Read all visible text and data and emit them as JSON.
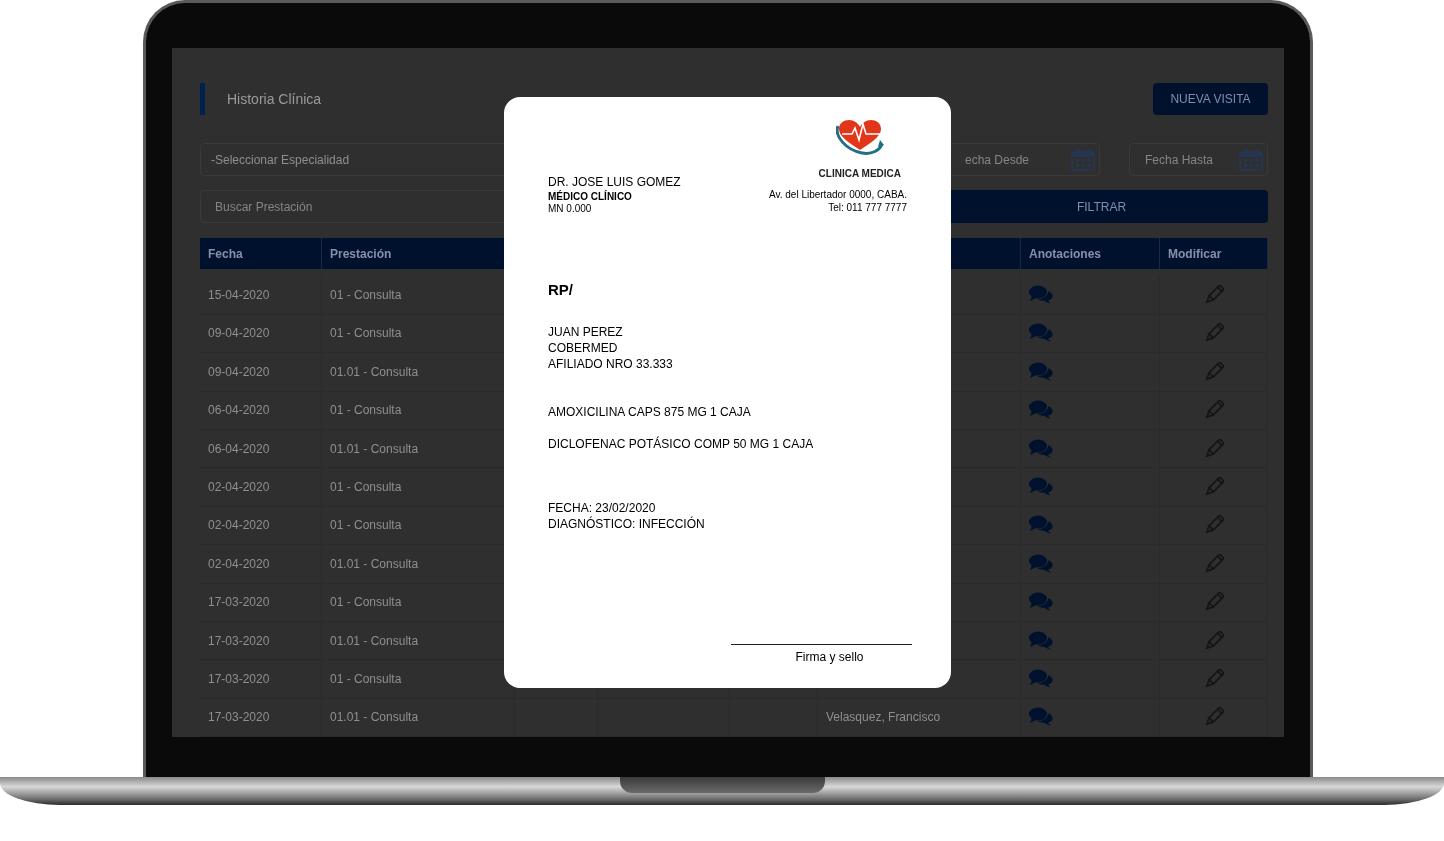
{
  "app": {
    "title": "Historia Clínica",
    "new_visit_button": "NUEVA VISITA",
    "filters": {
      "specialty_select": "-Seleccionar Especialidad",
      "search": {
        "placeholder": "Buscar Prestación"
      },
      "date_from": {
        "placeholder": "echa Desde"
      },
      "date_to": {
        "placeholder": "Fecha Hasta"
      },
      "filter_button": "FILTRAR"
    },
    "table": {
      "columns": {
        "left": [
          "Fecha",
          "Prestación"
        ],
        "right": [
          "Anotaciones",
          "Modificar"
        ]
      },
      "rows": [
        {
          "fecha": "15-04-2020",
          "prestacion": "01 - Consulta"
        },
        {
          "fecha": "09-04-2020",
          "prestacion": "01 - Consulta"
        },
        {
          "fecha": "09-04-2020",
          "prestacion": "01.01 - Consulta"
        },
        {
          "fecha": "06-04-2020",
          "prestacion": "01 - Consulta"
        },
        {
          "fecha": "06-04-2020",
          "prestacion": "01.01 - Consulta"
        },
        {
          "fecha": "02-04-2020",
          "prestacion": "01 - Consulta"
        },
        {
          "fecha": "02-04-2020",
          "prestacion": "01 - Consulta"
        },
        {
          "fecha": "02-04-2020",
          "prestacion": "01.01 - Consulta"
        },
        {
          "fecha": "17-03-2020",
          "prestacion": "01 - Consulta"
        },
        {
          "fecha": "17-03-2020",
          "prestacion": "01.01 - Consulta"
        },
        {
          "fecha": "17-03-2020",
          "prestacion": "01 - Consulta"
        },
        {
          "fecha": "17-03-2020",
          "prestacion": "01.01 - Consulta",
          "column_6": "Velasquez, Francisco"
        }
      ]
    }
  },
  "prescription": {
    "doctor": {
      "name": "DR. JOSE LUIS GOMEZ",
      "specialty": "MÉDICO CLÍNICO",
      "license": "MN 0.000"
    },
    "clinic": {
      "name": "CLINICA MEDICA",
      "address": "Av. del Libertador 0000, CABA.",
      "phone": "Tel: 011 777 7777"
    },
    "rp": "RP/",
    "patient": [
      "JUAN PEREZ",
      "COBERMED",
      "AFILIADO NRO 33.333"
    ],
    "medications": [
      "AMOXICILINA CAPS 875 MG 1 CAJA",
      "DICLOFENAC POTÁSICO COMP 50 MG 1 CAJA"
    ],
    "date": "FECHA: 23/02/2020",
    "diagnosis": "DIAGNÓSTICO: INFECCIÓN",
    "signature_label": "Firma y sello"
  }
}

▶ **Requirements**: Do not include images; quote all of the entries above exactly.

▶ **Solved exercise**:
Read all visible text and data and emit them as JSON.
{
  "app": {
    "title": "Historia Clínica",
    "new_visit_button": "NUEVA VISITA",
    "filters": {
      "specialty_select": "-Seleccionar Especialidad",
      "search": {
        "placeholder": "Buscar Prestación"
      },
      "date_from": {
        "placeholder": "echa Desde"
      },
      "date_to": {
        "placeholder": "Fecha Hasta"
      },
      "filter_button": "FILTRAR"
    },
    "table": {
      "columns": {
        "left": [
          "Fecha",
          "Prestación"
        ],
        "right": [
          "Anotaciones",
          "Modificar"
        ]
      },
      "rows": [
        {
          "fecha": "15-04-2020",
          "prestacion": "01 - Consulta"
        },
        {
          "fecha": "09-04-2020",
          "prestacion": "01 - Consulta"
        },
        {
          "fecha": "09-04-2020",
          "prestacion": "01.01 - Consulta"
        },
        {
          "fecha": "06-04-2020",
          "prestacion": "01 - Consulta"
        },
        {
          "fecha": "06-04-2020",
          "prestacion": "01.01 - Consulta"
        },
        {
          "fecha": "02-04-2020",
          "prestacion": "01 - Consulta"
        },
        {
          "fecha": "02-04-2020",
          "prestacion": "01 - Consulta"
        },
        {
          "fecha": "02-04-2020",
          "prestacion": "01.01 - Consulta"
        },
        {
          "fecha": "17-03-2020",
          "prestacion": "01 - Consulta"
        },
        {
          "fecha": "17-03-2020",
          "prestacion": "01.01 - Consulta"
        },
        {
          "fecha": "17-03-2020",
          "prestacion": "01 - Consulta"
        },
        {
          "fecha": "17-03-2020",
          "prestacion": "01.01 - Consulta",
          "column_6": "Velasquez, Francisco"
        }
      ]
    }
  },
  "prescription": {
    "doctor": {
      "name": "DR. JOSE LUIS GOMEZ",
      "specialty": "MÉDICO CLÍNICO",
      "license": "MN 0.000"
    },
    "clinic": {
      "name": "CLINICA MEDICA",
      "address": "Av. del Libertador 0000, CABA.",
      "phone": "Tel: 011 777 7777"
    },
    "rp": "RP/",
    "patient": [
      "JUAN PEREZ",
      "COBERMED",
      "AFILIADO NRO 33.333"
    ],
    "medications": [
      "AMOXICILINA CAPS 875 MG 1 CAJA",
      "DICLOFENAC POTÁSICO COMP 50 MG 1 CAJA"
    ],
    "date": "FECHA: 23/02/2020",
    "diagnosis": "DIAGNÓSTICO: INFECCIÓN",
    "signature_label": "Firma y sello"
  }
}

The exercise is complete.